- _Exercise prompt_
Scan the lines below for the word "equilateral". Copy each line you find it in.

[Records that describe figures]
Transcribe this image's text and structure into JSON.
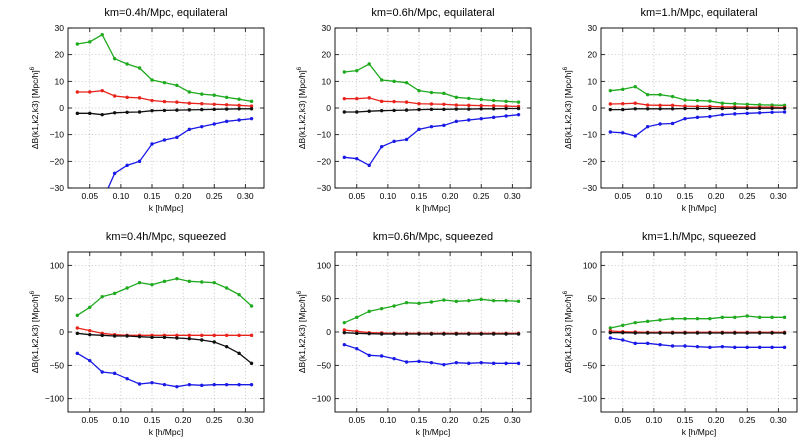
{
  "colors": {
    "green": "#1faa1f",
    "red": "#e8231b",
    "black": "#111111",
    "blue": "#1a1ae6",
    "grid": "#b8b8b8"
  },
  "chart_data": [
    {
      "type": "line",
      "title": "km=0.4h/Mpc, equilateral",
      "xlabel": "k [h/Mpc]",
      "ylabel": "ΔB(k1,k2,k3) [Mpc/h]",
      "ylabel_sup": "6",
      "xlim": [
        0.015,
        0.33
      ],
      "ylim": [
        -30,
        30
      ],
      "xticks": [
        "0.05",
        "0.10",
        "0.15",
        "0.20",
        "0.25",
        "0.30"
      ],
      "yticks": [
        "−30",
        "−20",
        "−10",
        "0",
        "10",
        "20",
        "30"
      ],
      "grid": true,
      "x": [
        0.03,
        0.05,
        0.07,
        0.09,
        0.11,
        0.13,
        0.15,
        0.17,
        0.19,
        0.21,
        0.23,
        0.25,
        0.27,
        0.29,
        0.31
      ],
      "series": [
        {
          "color": "green",
          "values": [
            24,
            24.8,
            27.5,
            18.5,
            16.5,
            15,
            10.5,
            9.5,
            8.5,
            6,
            5.2,
            4.8,
            4,
            3.3,
            2.5
          ]
        },
        {
          "color": "red",
          "values": [
            6,
            6,
            6.5,
            4.5,
            4,
            3.8,
            2.8,
            2.4,
            2.2,
            1.8,
            1.6,
            1.4,
            1.2,
            1.0,
            0.7
          ]
        },
        {
          "color": "black",
          "values": [
            -2,
            -2,
            -2.5,
            -1.8,
            -1.6,
            -1.5,
            -1,
            -0.9,
            -0.8,
            -0.7,
            -0.6,
            -0.5,
            -0.4,
            -0.3,
            -0.3
          ]
        },
        {
          "color": "blue",
          "values": [
            -33,
            -33.5,
            -35,
            -24.5,
            -21.5,
            -20,
            -13.5,
            -12,
            -11,
            -8,
            -7,
            -6,
            -5,
            -4.5,
            -4
          ]
        }
      ]
    },
    {
      "type": "line",
      "title": "km=0.6h/Mpc, equilateral",
      "xlabel": "k [h/Mpc]",
      "ylabel": "ΔB(k1,k2,k3) [Mpc/h]",
      "ylabel_sup": "6",
      "xlim": [
        0.015,
        0.33
      ],
      "ylim": [
        -30,
        30
      ],
      "xticks": [
        "0.05",
        "0.10",
        "0.15",
        "0.20",
        "0.25",
        "0.30"
      ],
      "yticks": [
        "−30",
        "−20",
        "−10",
        "0",
        "10",
        "20",
        "30"
      ],
      "grid": true,
      "x": [
        0.03,
        0.05,
        0.07,
        0.09,
        0.11,
        0.13,
        0.15,
        0.17,
        0.19,
        0.21,
        0.23,
        0.25,
        0.27,
        0.29,
        0.31
      ],
      "series": [
        {
          "color": "green",
          "values": [
            13.5,
            14,
            16.5,
            10.5,
            10,
            9.5,
            6.5,
            5.8,
            5.5,
            4,
            3.6,
            3.2,
            2.8,
            2.5,
            2.2
          ]
        },
        {
          "color": "red",
          "values": [
            3.5,
            3.5,
            3.8,
            2.5,
            2.4,
            2.2,
            1.6,
            1.5,
            1.4,
            1.1,
            1.0,
            0.9,
            0.8,
            0.7,
            0.6
          ]
        },
        {
          "color": "black",
          "values": [
            -1.5,
            -1.5,
            -1.2,
            -1,
            -0.9,
            -0.8,
            -0.6,
            -0.5,
            -0.5,
            -0.4,
            -0.4,
            -0.3,
            -0.3,
            -0.2,
            -0.2
          ]
        },
        {
          "color": "blue",
          "values": [
            -18.5,
            -19,
            -21.5,
            -14.5,
            -12.5,
            -11.8,
            -8,
            -7,
            -6.5,
            -5,
            -4.5,
            -4,
            -3.5,
            -3,
            -2.5
          ]
        }
      ]
    },
    {
      "type": "line",
      "title": "km=1.h/Mpc, equilateral",
      "xlabel": "k [h/Mpc]",
      "ylabel": "ΔB(k1,k2,k3) [Mpc/h]",
      "ylabel_sup": "6",
      "xlim": [
        0.015,
        0.33
      ],
      "ylim": [
        -30,
        30
      ],
      "xticks": [
        "0.05",
        "0.10",
        "0.15",
        "0.20",
        "0.25",
        "0.30"
      ],
      "yticks": [
        "−30",
        "−20",
        "−10",
        "0",
        "10",
        "20",
        "30"
      ],
      "grid": true,
      "x": [
        0.03,
        0.05,
        0.07,
        0.09,
        0.11,
        0.13,
        0.15,
        0.17,
        0.19,
        0.21,
        0.23,
        0.25,
        0.27,
        0.29,
        0.31
      ],
      "series": [
        {
          "color": "green",
          "values": [
            6.5,
            7,
            8,
            5,
            5,
            4.3,
            3,
            2.8,
            2.6,
            1.8,
            1.6,
            1.4,
            1.2,
            1.1,
            1.0
          ]
        },
        {
          "color": "red",
          "values": [
            1.5,
            1.6,
            1.8,
            1.1,
            1.0,
            1.0,
            0.7,
            0.6,
            0.6,
            0.4,
            0.4,
            0.3,
            0.3,
            0.3,
            0.2
          ]
        },
        {
          "color": "black",
          "values": [
            -0.6,
            -0.6,
            -0.3,
            -0.3,
            -0.3,
            -0.3,
            -0.2,
            -0.2,
            -0.2,
            -0.2,
            -0.1,
            -0.1,
            -0.1,
            -0.1,
            -0.1
          ]
        },
        {
          "color": "blue",
          "values": [
            -9,
            -9.3,
            -10.5,
            -7,
            -6,
            -5.8,
            -4,
            -3.5,
            -3.2,
            -2.5,
            -2.2,
            -2,
            -1.8,
            -1.6,
            -1.5
          ]
        }
      ]
    },
    {
      "type": "line",
      "title": "km=0.4h/Mpc, squeezed",
      "xlabel": "k [h/Mpc]",
      "ylabel": "ΔB(k1,k2,k3) [Mpc/h]",
      "ylabel_sup": "6",
      "xlim": [
        0.015,
        0.33
      ],
      "ylim": [
        -120,
        120
      ],
      "xticks": [
        "0.05",
        "0.10",
        "0.15",
        "0.20",
        "0.25",
        "0.30"
      ],
      "yticks": [
        "−100",
        "−50",
        "0",
        "50",
        "100"
      ],
      "grid": true,
      "x": [
        0.03,
        0.05,
        0.07,
        0.09,
        0.11,
        0.13,
        0.15,
        0.17,
        0.19,
        0.21,
        0.23,
        0.25,
        0.27,
        0.29,
        0.31
      ],
      "series": [
        {
          "color": "green",
          "values": [
            25,
            37,
            53,
            58,
            66,
            74,
            71,
            76,
            80,
            76,
            75,
            74,
            66,
            56,
            39
          ]
        },
        {
          "color": "red",
          "values": [
            6,
            2,
            -2,
            -4,
            -5,
            -5,
            -5,
            -5,
            -5,
            -5,
            -5,
            -5,
            -5,
            -5,
            -5
          ]
        },
        {
          "color": "black",
          "values": [
            -2,
            -4,
            -5,
            -6,
            -6,
            -7,
            -8,
            -8,
            -9,
            -10,
            -12,
            -15,
            -22,
            -32,
            -47
          ]
        },
        {
          "color": "blue",
          "values": [
            -32,
            -43,
            -60,
            -62,
            -70,
            -78,
            -76,
            -79,
            -82,
            -79,
            -80,
            -79,
            -79,
            -79,
            -79
          ]
        }
      ]
    },
    {
      "type": "line",
      "title": "km=0.6h/Mpc, squeezed",
      "xlabel": "k [h/Mpc]",
      "ylabel": "ΔB(k1,k2,k3) [Mpc/h]",
      "ylabel_sup": "6",
      "xlim": [
        0.015,
        0.33
      ],
      "ylim": [
        -120,
        120
      ],
      "xticks": [
        "0.05",
        "0.10",
        "0.15",
        "0.20",
        "0.25",
        "0.30"
      ],
      "yticks": [
        "−100",
        "−50",
        "0",
        "50",
        "100"
      ],
      "grid": true,
      "x": [
        0.03,
        0.05,
        0.07,
        0.09,
        0.11,
        0.13,
        0.15,
        0.17,
        0.19,
        0.21,
        0.23,
        0.25,
        0.27,
        0.29,
        0.31
      ],
      "series": [
        {
          "color": "green",
          "values": [
            14,
            22,
            31,
            35,
            39,
            44,
            43,
            45,
            48,
            46,
            47,
            49,
            47,
            47,
            46
          ]
        },
        {
          "color": "red",
          "values": [
            3,
            1,
            -1,
            -1.5,
            -2,
            -2,
            -2,
            -2,
            -2,
            -2,
            -2,
            -2,
            -2,
            -2,
            -2
          ]
        },
        {
          "color": "black",
          "values": [
            -1,
            -2,
            -2.5,
            -3,
            -3,
            -3,
            -3,
            -3,
            -3,
            -3,
            -3,
            -3,
            -3,
            -3,
            -3
          ]
        },
        {
          "color": "blue",
          "values": [
            -19,
            -25,
            -35,
            -36,
            -40,
            -45,
            -44,
            -46,
            -49,
            -46,
            -47,
            -46,
            -47,
            -47,
            -47
          ]
        }
      ]
    },
    {
      "type": "line",
      "title": "km=1.h/Mpc, squeezed",
      "xlabel": "k [h/Mpc]",
      "ylabel": "ΔB(k1,k2,k3) [Mpc/h]",
      "ylabel_sup": "6",
      "xlim": [
        0.015,
        0.33
      ],
      "ylim": [
        -120,
        120
      ],
      "xticks": [
        "0.05",
        "0.10",
        "0.15",
        "0.20",
        "0.25",
        "0.30"
      ],
      "yticks": [
        "−100",
        "−50",
        "0",
        "50",
        "100"
      ],
      "grid": true,
      "x": [
        0.03,
        0.05,
        0.07,
        0.09,
        0.11,
        0.13,
        0.15,
        0.17,
        0.19,
        0.21,
        0.23,
        0.25,
        0.27,
        0.29,
        0.31
      ],
      "series": [
        {
          "color": "green",
          "values": [
            6,
            10,
            14,
            16,
            18,
            20,
            20,
            20,
            20,
            22,
            22,
            24,
            22,
            22,
            22
          ]
        },
        {
          "color": "red",
          "values": [
            1.5,
            0.5,
            0,
            -0.5,
            -0.5,
            -0.5,
            -0.5,
            -0.5,
            -0.5,
            -0.5,
            -0.5,
            -0.5,
            -0.5,
            -0.5,
            -0.5
          ]
        },
        {
          "color": "black",
          "values": [
            -1,
            -1,
            -1.5,
            -1.5,
            -1.5,
            -1.5,
            -1.5,
            -1.5,
            -1.5,
            -1.5,
            -1.5,
            -1.5,
            -1.5,
            -1.5,
            -1.5
          ]
        },
        {
          "color": "blue",
          "values": [
            -9,
            -12,
            -17,
            -17,
            -19,
            -21,
            -21,
            -22,
            -23,
            -22,
            -23,
            -23,
            -23,
            -23,
            -23
          ]
        }
      ]
    }
  ]
}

- _The completed task_
      "title": "km=0.4h/Mpc, equilateral",
      "title": "km=0.6h/Mpc, equilateral",
      "title": "km=1.h/Mpc, equilateral",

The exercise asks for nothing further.